(Records excerpted from a collection)
**********

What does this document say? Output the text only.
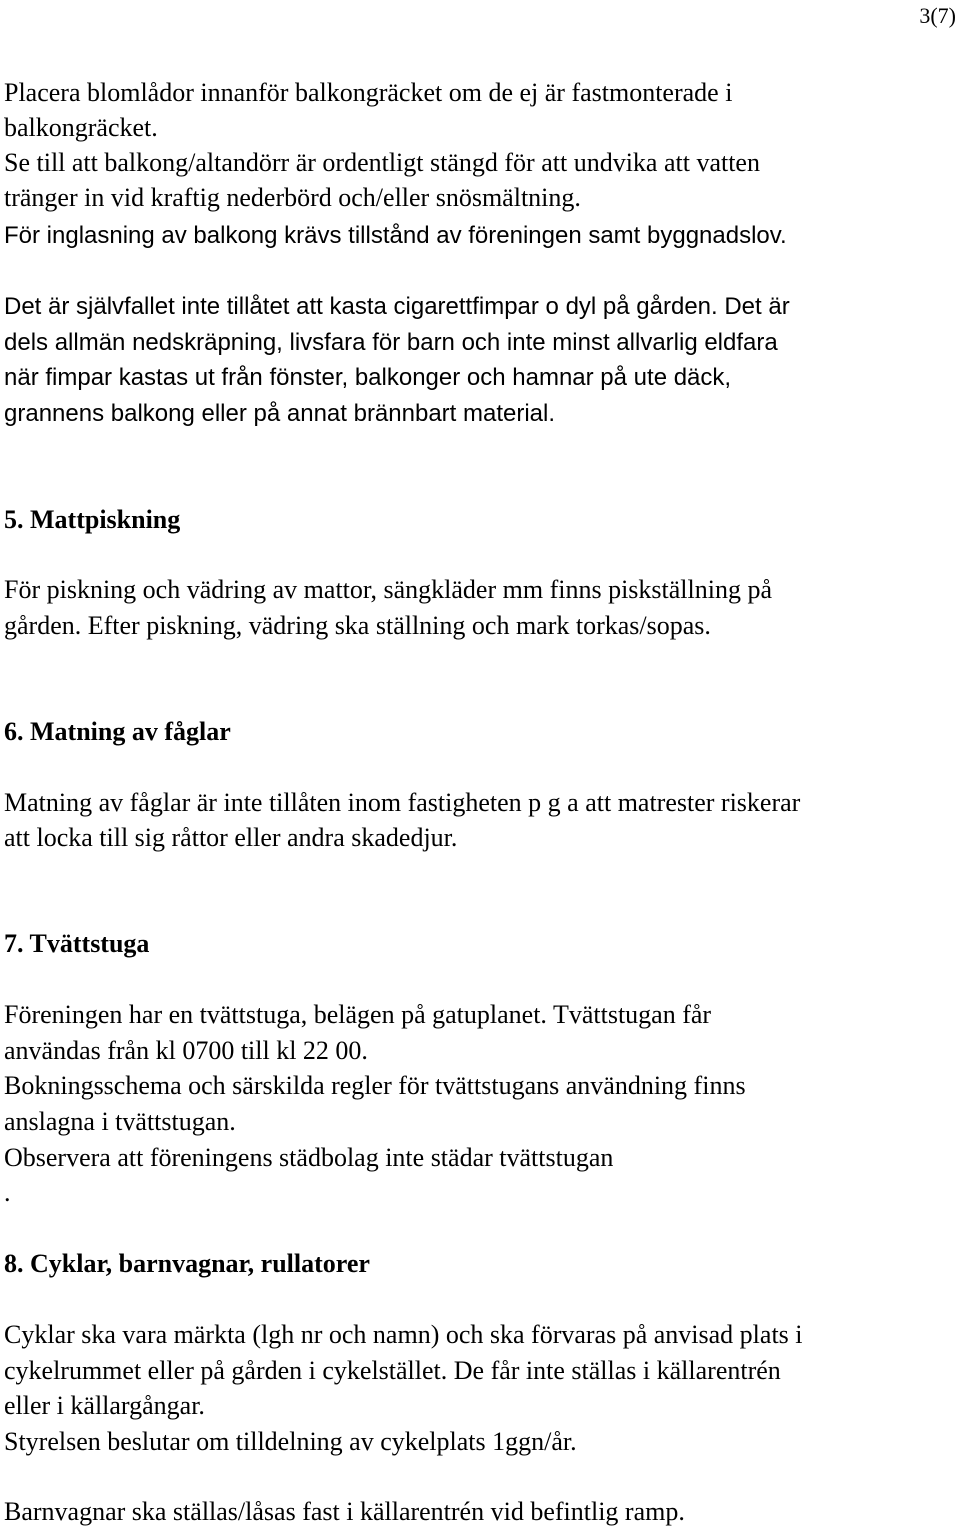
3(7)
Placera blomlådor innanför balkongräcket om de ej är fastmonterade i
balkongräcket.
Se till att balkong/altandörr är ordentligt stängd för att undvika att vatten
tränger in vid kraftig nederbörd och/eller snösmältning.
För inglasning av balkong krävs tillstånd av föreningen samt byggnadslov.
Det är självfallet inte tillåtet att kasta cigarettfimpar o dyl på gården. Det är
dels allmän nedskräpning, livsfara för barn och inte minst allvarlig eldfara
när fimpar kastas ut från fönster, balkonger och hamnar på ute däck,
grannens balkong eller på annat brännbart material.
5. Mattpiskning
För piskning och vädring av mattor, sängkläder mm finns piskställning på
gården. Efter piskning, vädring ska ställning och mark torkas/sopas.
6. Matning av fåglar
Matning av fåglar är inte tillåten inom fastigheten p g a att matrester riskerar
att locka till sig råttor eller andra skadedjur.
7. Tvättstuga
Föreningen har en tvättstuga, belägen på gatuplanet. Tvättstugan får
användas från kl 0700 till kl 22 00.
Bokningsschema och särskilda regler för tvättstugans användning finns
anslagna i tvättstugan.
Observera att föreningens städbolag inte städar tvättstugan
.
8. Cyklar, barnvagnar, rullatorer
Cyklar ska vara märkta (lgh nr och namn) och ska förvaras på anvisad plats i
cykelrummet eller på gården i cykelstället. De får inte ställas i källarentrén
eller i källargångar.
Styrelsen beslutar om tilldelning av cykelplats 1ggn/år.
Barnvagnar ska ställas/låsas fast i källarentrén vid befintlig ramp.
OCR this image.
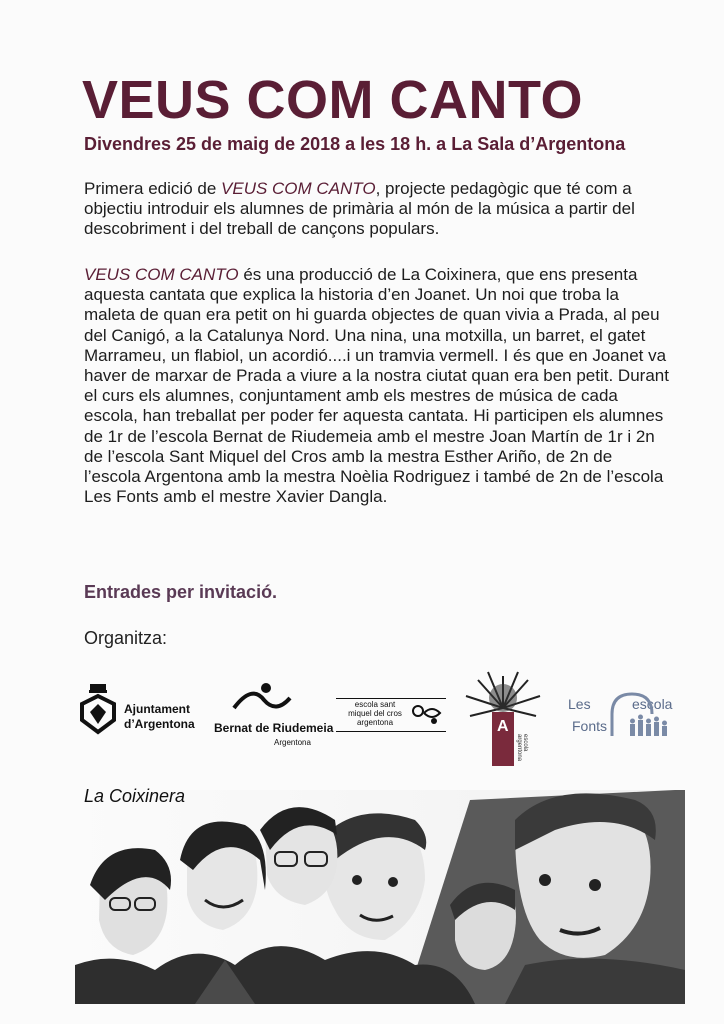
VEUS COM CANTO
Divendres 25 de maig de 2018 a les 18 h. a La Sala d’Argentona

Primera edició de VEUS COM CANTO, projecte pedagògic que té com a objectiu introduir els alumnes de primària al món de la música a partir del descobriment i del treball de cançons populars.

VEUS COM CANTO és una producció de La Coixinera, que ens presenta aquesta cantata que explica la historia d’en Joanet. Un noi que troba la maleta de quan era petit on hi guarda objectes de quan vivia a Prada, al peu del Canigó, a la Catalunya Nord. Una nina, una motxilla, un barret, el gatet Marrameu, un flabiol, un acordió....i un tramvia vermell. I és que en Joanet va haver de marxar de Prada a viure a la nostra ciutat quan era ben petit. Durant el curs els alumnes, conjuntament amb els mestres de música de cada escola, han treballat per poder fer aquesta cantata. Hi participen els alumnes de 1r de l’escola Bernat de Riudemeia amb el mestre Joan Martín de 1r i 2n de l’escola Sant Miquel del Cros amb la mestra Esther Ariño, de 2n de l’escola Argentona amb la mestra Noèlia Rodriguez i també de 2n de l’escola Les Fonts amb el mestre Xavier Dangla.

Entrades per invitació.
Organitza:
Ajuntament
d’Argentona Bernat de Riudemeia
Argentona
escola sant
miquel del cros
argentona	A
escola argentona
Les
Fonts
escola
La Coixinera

**********

YOUR GOAL
Transcribe the listing in full. Omit the pictures and keep every line exact.

THE SOLUTION
What does this document say? Output the text only.
3(7)
Placera blomlådor innanför balkongräcket om de ej är fastmonterade i
balkongräcket.
Se till att balkong/altandörr är ordentligt stängd för att undvika att vatten
tränger in vid kraftig nederbörd och/eller snösmältning.
För inglasning av balkong krävs tillstånd av föreningen samt byggnadslov.
Det är självfallet inte tillåtet att kasta cigarettfimpar o dyl på gården. Det är
dels allmän nedskräpning, livsfara för barn och inte minst allvarlig eldfara
när fimpar kastas ut från fönster, balkonger och hamnar på ute däck,
grannens balkong eller på annat brännbart material.
5. Mattpiskning
För piskning och vädring av mattor, sängkläder mm finns piskställning på
gården. Efter piskning, vädring ska ställning och mark torkas/sopas.
6. Matning av fåglar
Matning av fåglar är inte tillåten inom fastigheten p g a att matrester riskerar
att locka till sig råttor eller andra skadedjur.
7. Tvättstuga
Föreningen har en tvättstuga, belägen på gatuplanet. Tvättstugan får
användas från kl 0700 till kl 22 00.
Bokningsschema och särskilda regler för tvättstugans användning finns
anslagna i tvättstugan.
Observera att föreningens städbolag inte städar tvättstugan
.
8. Cyklar, barnvagnar, rullatorer
Cyklar ska vara märkta (lgh nr och namn) och ska förvaras på anvisad plats i
cykelrummet eller på gården i cykelstället. De får inte ställas i källarentrén
eller i källargångar.
Styrelsen beslutar om tilldelning av cykelplats 1ggn/år.
Barnvagnar ska ställas/låsas fast i källarentrén vid befintlig ramp.
OCR this image.
VEUS COM CANTO
Divendres 25 de maig de 2018 a les 18 h. a La Sala d’Argentona

Primera edició de VEUS COM CANTO, projecte pedagògic que té com a objectiu introduir els alumnes de primària al món de la música a partir del descobriment i del treball de cançons populars.

VEUS COM CANTO és una producció de La Coixinera, que ens presenta aquesta cantata que explica la historia d’en Joanet. Un noi que troba la maleta de quan era petit on hi guarda objectes de quan vivia a Prada, al peu del Canigó, a la Catalunya Nord. Una nina, una motxilla, un barret, el gatet Marrameu, un flabiol, un acordió....i un tramvia vermell. I és que en Joanet va haver de marxar de Prada a viure a la nostra ciutat quan era ben petit. Durant el curs els alumnes, conjuntament amb els mestres de música de cada escola, han treballat per poder fer aquesta cantata. Hi participen els alumnes de 1r de l’escola Bernat de Riudemeia amb el mestre Joan Martín de 1r i 2n de l’escola Sant Miquel del Cros amb la mestra Esther Ariño, de 2n de l’escola Argentona amb la mestra Noèlia Rodriguez i també de 2n de l’escola Les Fonts amb el mestre Xavier Dangla.

Entrades per invitació.
Organitza:
Ajuntament
d’Argentona Bernat de Riudemeia
Argentona
escola sant
miquel del cros
argentona	A
escola argentona
Les
Fonts
escola
La Coixinera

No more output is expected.